Output the material word for word. Leave each picture out.

Data for this task
--- --- ---
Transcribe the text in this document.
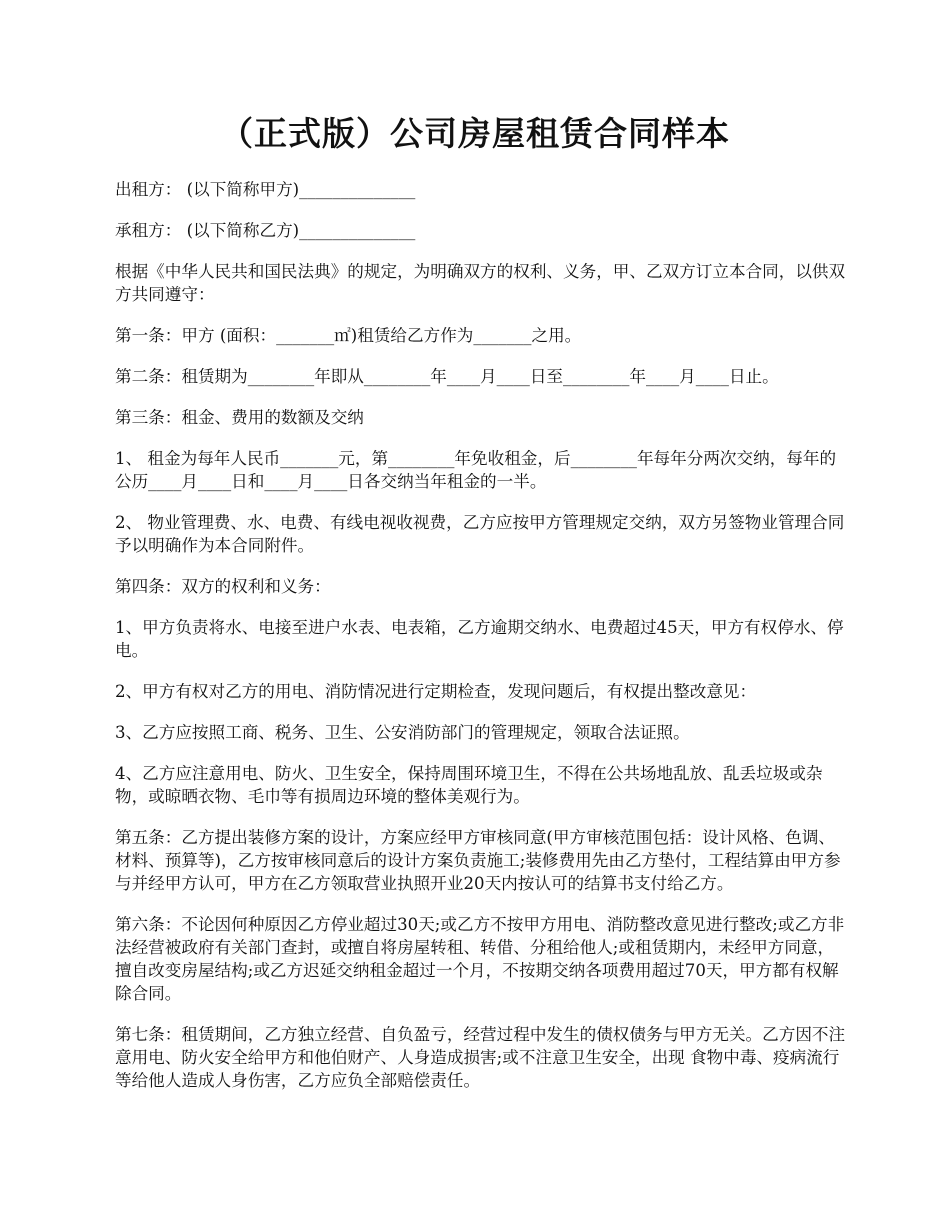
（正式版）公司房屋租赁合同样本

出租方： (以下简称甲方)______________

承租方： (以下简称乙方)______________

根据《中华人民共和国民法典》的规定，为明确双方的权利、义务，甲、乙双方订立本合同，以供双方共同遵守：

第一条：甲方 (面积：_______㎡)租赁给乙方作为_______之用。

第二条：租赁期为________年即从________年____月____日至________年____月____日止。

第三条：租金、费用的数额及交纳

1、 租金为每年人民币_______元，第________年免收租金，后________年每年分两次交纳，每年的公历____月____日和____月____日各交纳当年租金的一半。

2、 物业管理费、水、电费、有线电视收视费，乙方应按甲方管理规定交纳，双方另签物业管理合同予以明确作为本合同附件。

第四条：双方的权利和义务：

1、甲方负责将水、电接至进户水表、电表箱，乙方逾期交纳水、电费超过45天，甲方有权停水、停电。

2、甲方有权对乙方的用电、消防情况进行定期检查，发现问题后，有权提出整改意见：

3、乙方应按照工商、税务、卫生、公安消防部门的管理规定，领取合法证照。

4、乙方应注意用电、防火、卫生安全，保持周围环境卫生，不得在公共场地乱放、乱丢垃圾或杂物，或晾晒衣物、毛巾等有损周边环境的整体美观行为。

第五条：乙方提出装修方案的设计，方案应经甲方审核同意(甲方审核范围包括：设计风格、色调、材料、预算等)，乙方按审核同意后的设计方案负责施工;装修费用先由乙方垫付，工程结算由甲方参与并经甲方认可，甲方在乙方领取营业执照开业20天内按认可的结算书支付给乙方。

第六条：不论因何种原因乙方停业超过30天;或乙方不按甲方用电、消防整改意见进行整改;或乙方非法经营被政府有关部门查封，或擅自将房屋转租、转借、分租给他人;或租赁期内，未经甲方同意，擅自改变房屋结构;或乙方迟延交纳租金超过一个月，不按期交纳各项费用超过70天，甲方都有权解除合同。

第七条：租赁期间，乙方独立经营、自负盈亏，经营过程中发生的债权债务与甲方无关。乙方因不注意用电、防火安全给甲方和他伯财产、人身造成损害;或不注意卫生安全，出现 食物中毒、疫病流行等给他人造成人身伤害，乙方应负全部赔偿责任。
--- --- ---
Written answer
Transcribe the text in this document.
（正式版）公司房屋租赁合同样本

出租方： (以下简称甲方)______________

承租方： (以下简称乙方)______________

根据《中华人民共和国民法典》的规定，为明确双方的权利、义务，甲、乙双方订立本合同，以供双方共同遵守：

第一条：甲方 (面积：_______㎡)租赁给乙方作为_______之用。

第二条：租赁期为________年即从________年____月____日至________年____月____日止。

第三条：租金、费用的数额及交纳

1、 租金为每年人民币_______元，第________年免收租金，后________年每年分两次交纳，每年的公历____月____日和____月____日各交纳当年租金的一半。

2、 物业管理费、水、电费、有线电视收视费，乙方应按甲方管理规定交纳，双方另签物业管理合同予以明确作为本合同附件。

第四条：双方的权利和义务：

1、甲方负责将水、电接至进户水表、电表箱，乙方逾期交纳水、电费超过45天，甲方有权停水、停电。

2、甲方有权对乙方的用电、消防情况进行定期检查，发现问题后，有权提出整改意见：

3、乙方应按照工商、税务、卫生、公安消防部门的管理规定，领取合法证照。

4、乙方应注意用电、防火、卫生安全，保持周围环境卫生，不得在公共场地乱放、乱丢垃圾或杂物，或晾晒衣物、毛巾等有损周边环境的整体美观行为。

第五条：乙方提出装修方案的设计，方案应经甲方审核同意(甲方审核范围包括：设计风格、色调、材料、预算等)，乙方按审核同意后的设计方案负责施工;装修费用先由乙方垫付，工程结算由甲方参与并经甲方认可，甲方在乙方领取营业执照开业20天内按认可的结算书支付给乙方。

第六条：不论因何种原因乙方停业超过30天;或乙方不按甲方用电、消防整改意见进行整改;或乙方非法经营被政府有关部门查封，或擅自将房屋转租、转借、分租给他人;或租赁期内，未经甲方同意，擅自改变房屋结构;或乙方迟延交纳租金超过一个月，不按期交纳各项费用超过70天，甲方都有权解除合同。

第七条：租赁期间，乙方独立经营、自负盈亏，经营过程中发生的债权债务与甲方无关。乙方因不注意用电、防火安全给甲方和他伯财产、人身造成损害;或不注意卫生安全，出现 食物中毒、疫病流行等给他人造成人身伤害，乙方应负全部赔偿责任。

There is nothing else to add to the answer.